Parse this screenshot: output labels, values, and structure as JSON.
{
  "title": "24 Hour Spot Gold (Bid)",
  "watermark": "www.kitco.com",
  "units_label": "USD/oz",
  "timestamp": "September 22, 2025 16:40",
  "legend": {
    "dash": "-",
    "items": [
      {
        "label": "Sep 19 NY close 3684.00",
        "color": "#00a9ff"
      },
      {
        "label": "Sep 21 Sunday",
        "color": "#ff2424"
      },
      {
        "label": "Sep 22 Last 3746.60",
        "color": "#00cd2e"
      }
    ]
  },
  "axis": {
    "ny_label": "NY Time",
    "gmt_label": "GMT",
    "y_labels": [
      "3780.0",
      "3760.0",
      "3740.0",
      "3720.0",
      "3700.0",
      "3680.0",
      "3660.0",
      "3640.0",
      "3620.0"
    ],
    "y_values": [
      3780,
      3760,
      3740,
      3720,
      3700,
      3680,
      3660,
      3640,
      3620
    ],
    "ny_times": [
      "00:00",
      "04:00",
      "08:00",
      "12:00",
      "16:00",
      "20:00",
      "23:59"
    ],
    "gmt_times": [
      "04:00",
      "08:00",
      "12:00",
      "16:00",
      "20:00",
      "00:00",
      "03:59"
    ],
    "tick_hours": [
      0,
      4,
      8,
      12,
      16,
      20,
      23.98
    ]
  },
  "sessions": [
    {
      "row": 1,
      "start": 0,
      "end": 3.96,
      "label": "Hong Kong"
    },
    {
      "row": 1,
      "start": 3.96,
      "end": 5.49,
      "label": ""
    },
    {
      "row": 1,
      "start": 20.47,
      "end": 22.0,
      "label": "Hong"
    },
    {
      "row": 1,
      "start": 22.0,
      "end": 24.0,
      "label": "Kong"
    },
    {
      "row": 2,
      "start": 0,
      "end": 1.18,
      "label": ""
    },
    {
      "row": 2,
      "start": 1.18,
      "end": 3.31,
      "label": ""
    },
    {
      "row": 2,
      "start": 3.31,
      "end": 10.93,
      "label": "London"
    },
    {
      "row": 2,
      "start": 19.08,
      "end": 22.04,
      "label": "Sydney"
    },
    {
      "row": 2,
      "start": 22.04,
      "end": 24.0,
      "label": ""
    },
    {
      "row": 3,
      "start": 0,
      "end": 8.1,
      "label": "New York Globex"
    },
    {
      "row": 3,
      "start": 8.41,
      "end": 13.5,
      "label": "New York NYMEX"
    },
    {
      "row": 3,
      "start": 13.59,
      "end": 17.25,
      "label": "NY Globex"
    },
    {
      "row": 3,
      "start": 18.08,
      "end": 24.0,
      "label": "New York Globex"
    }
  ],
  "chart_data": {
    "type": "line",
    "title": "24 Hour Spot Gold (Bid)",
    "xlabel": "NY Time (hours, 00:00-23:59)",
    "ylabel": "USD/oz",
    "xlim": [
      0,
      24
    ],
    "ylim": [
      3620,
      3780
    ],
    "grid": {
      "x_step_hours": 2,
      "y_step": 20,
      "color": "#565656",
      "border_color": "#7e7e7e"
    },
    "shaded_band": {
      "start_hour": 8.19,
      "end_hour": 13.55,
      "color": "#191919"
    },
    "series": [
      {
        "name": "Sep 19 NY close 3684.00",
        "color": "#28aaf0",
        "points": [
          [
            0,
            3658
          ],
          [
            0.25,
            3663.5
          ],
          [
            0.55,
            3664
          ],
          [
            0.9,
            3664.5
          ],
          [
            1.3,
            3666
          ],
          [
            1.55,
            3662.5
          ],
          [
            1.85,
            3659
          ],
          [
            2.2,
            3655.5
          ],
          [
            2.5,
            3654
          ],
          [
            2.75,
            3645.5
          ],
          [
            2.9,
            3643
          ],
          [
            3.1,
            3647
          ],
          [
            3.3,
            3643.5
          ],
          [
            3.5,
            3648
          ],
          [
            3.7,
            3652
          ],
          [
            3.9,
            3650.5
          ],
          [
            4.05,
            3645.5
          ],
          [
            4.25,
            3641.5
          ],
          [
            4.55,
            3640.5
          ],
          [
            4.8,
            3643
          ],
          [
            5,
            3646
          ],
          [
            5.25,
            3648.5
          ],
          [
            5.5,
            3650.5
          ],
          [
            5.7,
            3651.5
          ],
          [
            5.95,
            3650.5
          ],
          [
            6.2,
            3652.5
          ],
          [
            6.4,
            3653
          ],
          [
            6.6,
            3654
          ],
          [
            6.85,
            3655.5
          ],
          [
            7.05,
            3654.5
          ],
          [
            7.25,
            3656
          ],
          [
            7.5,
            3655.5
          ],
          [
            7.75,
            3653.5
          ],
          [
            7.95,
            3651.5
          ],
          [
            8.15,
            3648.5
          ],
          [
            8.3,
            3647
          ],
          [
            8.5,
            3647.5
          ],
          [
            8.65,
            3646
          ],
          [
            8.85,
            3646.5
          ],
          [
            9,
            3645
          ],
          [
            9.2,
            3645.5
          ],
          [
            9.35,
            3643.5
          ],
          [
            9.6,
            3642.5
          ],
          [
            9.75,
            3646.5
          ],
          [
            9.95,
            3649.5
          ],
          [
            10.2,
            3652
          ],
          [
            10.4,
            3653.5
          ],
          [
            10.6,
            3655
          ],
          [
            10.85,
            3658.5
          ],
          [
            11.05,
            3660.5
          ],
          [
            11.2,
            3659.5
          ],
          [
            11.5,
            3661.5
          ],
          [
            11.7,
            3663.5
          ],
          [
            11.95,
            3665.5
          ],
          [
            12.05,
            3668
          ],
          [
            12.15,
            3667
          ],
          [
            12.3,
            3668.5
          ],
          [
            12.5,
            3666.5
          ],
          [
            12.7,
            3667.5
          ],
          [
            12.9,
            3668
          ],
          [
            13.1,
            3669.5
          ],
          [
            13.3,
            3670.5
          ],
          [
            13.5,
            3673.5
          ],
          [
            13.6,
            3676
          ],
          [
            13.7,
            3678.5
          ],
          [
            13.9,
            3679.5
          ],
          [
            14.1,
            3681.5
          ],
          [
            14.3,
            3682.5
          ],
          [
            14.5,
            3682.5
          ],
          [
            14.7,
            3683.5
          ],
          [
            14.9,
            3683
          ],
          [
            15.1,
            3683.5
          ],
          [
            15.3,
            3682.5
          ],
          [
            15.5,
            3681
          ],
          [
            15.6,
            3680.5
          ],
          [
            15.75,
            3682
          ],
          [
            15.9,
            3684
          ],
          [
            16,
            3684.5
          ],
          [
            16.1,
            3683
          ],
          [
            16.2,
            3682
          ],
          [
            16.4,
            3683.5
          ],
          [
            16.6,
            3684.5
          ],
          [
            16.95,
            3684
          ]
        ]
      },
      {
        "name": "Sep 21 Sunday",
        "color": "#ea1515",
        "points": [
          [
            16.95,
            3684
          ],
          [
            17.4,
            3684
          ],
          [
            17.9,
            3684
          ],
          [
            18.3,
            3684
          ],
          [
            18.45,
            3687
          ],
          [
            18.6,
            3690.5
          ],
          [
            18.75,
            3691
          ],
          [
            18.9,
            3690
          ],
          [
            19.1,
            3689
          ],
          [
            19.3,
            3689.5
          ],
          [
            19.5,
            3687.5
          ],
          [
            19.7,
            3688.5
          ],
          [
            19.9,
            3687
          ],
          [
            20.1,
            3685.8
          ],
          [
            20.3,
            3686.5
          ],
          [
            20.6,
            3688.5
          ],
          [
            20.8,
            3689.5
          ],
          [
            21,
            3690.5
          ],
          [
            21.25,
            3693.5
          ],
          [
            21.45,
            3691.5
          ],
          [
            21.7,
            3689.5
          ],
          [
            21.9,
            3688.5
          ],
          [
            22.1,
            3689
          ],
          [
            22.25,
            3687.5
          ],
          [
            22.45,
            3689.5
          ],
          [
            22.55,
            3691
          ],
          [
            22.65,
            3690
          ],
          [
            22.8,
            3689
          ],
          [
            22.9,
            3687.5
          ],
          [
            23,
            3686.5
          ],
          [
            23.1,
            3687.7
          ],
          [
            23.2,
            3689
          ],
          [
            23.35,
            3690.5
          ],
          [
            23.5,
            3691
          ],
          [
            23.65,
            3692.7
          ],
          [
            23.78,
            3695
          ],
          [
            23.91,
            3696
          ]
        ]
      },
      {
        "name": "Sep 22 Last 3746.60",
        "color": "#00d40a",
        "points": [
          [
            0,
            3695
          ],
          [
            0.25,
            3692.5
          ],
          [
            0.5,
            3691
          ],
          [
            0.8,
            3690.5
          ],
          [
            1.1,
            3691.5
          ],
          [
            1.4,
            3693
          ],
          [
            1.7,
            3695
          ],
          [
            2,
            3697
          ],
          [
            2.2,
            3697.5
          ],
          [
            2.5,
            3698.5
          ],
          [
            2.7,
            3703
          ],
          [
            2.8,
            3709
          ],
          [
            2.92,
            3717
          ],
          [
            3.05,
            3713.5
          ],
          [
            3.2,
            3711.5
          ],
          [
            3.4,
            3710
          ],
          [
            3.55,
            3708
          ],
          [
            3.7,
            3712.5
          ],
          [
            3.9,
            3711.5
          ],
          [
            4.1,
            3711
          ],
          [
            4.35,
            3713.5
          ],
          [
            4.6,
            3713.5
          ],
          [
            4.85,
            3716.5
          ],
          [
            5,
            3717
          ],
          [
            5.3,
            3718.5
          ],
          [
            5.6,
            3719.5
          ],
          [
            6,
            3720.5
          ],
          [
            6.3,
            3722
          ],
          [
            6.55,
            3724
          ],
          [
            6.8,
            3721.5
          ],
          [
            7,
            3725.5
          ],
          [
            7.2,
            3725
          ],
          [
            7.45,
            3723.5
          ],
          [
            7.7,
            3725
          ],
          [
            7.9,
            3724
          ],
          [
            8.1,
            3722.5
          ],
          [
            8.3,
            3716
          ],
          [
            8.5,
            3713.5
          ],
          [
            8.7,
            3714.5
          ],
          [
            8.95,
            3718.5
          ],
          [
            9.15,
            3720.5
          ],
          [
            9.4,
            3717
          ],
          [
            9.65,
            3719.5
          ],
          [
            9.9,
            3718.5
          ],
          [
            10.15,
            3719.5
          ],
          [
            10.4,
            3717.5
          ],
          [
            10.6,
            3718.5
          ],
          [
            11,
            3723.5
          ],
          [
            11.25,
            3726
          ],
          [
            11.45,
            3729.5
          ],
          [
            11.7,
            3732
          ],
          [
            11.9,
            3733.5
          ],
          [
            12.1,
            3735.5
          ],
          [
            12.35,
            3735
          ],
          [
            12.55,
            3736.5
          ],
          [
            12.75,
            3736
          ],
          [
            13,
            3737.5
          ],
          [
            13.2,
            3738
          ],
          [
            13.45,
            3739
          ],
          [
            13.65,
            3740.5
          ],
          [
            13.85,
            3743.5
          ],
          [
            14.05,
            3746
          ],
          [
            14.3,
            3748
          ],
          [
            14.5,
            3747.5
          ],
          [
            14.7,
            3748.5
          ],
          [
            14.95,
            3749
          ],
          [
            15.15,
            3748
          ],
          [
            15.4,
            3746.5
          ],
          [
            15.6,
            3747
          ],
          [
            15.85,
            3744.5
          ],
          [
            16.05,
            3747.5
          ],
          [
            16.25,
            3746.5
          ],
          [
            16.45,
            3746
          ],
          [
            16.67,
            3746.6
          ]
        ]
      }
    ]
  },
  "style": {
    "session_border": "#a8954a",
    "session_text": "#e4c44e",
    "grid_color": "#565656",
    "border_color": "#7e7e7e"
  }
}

-*-*-

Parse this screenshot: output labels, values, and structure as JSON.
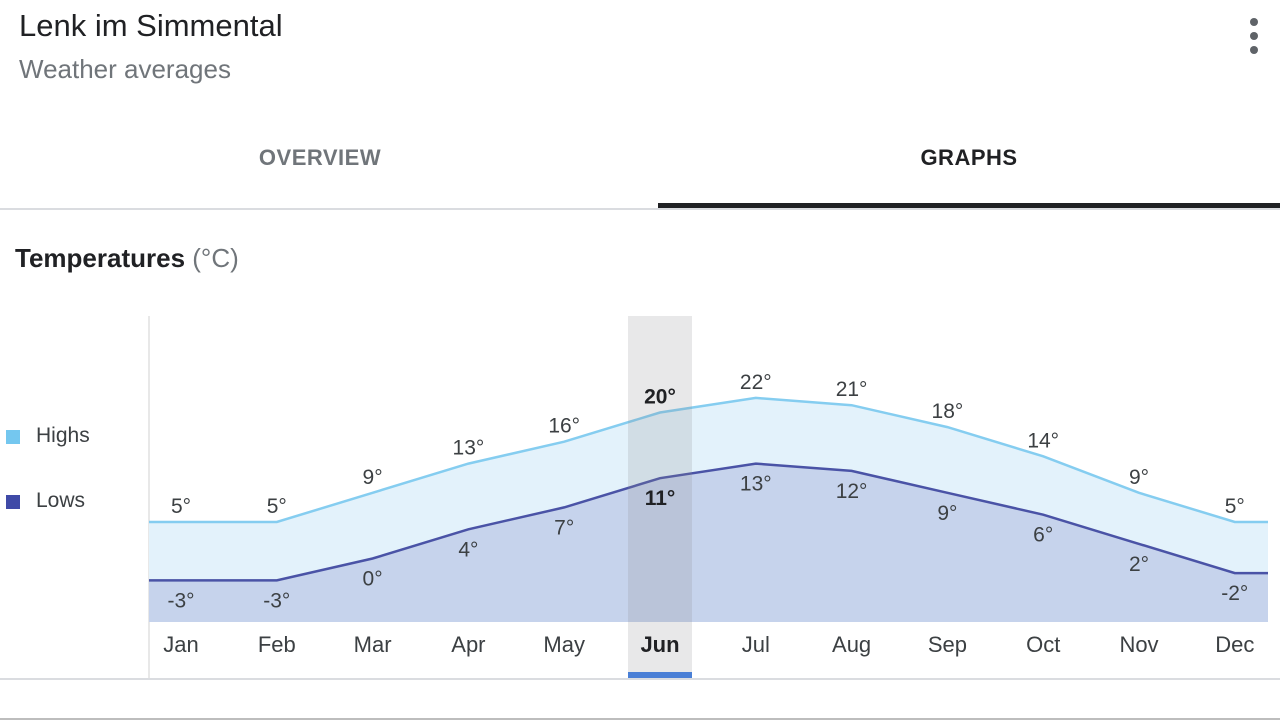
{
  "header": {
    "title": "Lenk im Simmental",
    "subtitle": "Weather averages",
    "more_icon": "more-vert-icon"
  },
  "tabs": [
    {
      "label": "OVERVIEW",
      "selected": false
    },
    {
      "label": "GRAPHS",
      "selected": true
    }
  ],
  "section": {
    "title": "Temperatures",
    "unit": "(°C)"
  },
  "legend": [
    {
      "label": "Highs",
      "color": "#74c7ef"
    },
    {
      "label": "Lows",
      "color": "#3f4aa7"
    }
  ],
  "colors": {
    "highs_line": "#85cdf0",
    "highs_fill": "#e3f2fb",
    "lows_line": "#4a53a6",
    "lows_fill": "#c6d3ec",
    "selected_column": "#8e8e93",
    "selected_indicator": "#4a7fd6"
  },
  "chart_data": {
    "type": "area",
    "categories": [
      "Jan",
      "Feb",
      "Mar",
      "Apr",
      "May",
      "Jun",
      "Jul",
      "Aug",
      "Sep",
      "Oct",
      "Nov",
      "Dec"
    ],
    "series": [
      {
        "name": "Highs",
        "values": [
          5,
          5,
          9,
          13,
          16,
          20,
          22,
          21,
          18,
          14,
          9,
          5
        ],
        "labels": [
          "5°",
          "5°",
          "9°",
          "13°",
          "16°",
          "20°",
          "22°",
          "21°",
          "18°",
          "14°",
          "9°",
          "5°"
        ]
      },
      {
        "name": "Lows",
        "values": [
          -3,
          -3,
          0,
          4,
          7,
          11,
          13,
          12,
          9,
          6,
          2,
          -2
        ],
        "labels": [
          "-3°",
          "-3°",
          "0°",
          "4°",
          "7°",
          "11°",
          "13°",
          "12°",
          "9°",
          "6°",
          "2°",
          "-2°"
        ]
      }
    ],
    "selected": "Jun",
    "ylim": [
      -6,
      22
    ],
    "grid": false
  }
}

-*-*-

## Problem requirements
State, as a bare number, how many lines of the listing hold the word "name".

## Task solution
5